- **Brief**
Pull out every line below holding the word "JSON".

- **Task material**
--------------------------------------------------

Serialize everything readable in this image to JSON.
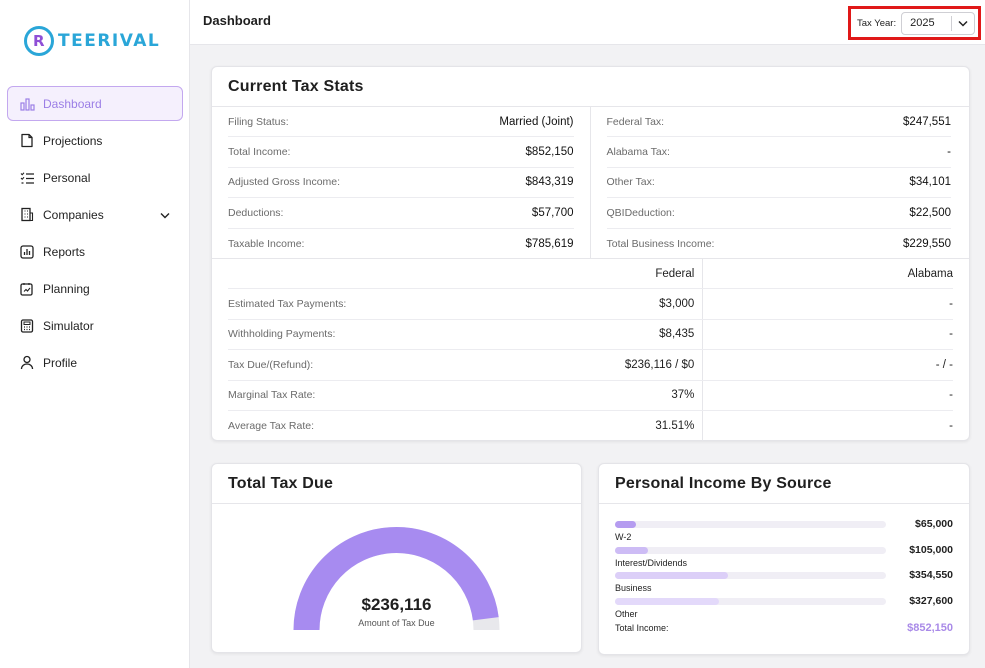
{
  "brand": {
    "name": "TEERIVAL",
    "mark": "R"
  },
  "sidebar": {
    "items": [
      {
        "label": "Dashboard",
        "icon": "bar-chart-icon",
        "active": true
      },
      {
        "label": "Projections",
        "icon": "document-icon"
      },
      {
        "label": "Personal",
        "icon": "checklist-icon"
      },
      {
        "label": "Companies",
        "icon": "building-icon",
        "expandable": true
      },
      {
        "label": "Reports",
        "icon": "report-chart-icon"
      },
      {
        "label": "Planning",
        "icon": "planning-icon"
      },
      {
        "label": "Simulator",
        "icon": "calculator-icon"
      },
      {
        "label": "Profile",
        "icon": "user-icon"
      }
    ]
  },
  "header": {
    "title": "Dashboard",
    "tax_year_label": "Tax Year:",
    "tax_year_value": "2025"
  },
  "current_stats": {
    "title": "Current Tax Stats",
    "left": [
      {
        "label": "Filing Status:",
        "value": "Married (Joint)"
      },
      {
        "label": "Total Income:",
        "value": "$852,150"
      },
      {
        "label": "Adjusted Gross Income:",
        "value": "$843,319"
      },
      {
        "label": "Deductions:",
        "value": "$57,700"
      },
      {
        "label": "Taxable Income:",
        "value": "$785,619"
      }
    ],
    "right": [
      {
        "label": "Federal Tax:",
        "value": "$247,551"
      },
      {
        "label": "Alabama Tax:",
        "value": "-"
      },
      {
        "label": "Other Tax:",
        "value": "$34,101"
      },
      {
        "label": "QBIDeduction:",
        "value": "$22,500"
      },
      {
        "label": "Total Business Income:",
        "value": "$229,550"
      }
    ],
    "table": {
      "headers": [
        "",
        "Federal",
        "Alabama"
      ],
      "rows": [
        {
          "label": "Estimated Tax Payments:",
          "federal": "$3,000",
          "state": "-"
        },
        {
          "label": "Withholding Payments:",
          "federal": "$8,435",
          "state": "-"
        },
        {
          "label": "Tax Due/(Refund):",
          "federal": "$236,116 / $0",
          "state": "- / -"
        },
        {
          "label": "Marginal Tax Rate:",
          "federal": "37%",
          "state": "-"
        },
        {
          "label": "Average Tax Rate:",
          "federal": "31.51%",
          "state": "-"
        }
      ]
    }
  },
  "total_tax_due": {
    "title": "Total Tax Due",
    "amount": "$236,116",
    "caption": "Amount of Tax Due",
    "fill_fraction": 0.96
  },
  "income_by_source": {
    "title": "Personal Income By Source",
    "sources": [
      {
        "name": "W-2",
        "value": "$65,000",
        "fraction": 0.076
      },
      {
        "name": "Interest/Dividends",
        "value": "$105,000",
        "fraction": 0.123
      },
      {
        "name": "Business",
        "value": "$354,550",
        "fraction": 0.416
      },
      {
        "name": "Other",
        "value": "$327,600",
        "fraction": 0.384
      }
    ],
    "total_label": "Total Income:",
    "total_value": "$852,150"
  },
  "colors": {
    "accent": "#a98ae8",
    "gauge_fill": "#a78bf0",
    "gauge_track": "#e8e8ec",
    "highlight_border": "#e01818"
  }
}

--------------------------------------------------

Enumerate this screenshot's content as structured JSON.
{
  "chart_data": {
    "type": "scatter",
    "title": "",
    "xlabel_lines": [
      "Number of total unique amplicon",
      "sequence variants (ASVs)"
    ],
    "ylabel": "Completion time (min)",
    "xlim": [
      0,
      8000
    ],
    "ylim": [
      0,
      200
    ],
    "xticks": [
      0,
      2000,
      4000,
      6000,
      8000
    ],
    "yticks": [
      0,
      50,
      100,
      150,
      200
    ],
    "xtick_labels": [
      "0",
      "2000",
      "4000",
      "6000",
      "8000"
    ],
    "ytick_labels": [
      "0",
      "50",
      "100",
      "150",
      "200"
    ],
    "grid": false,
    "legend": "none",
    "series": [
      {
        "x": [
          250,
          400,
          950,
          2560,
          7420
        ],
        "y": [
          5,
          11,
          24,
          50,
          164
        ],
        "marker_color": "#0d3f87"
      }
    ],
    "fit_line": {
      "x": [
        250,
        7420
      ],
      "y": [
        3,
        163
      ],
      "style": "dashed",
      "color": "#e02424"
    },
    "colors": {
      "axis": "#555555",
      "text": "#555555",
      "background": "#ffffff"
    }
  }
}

--------------------------------------------------

- **Reply to the exercise**
Serialize everything readable in this image to JSON.
Enumerate this screenshot's content as structured JSON.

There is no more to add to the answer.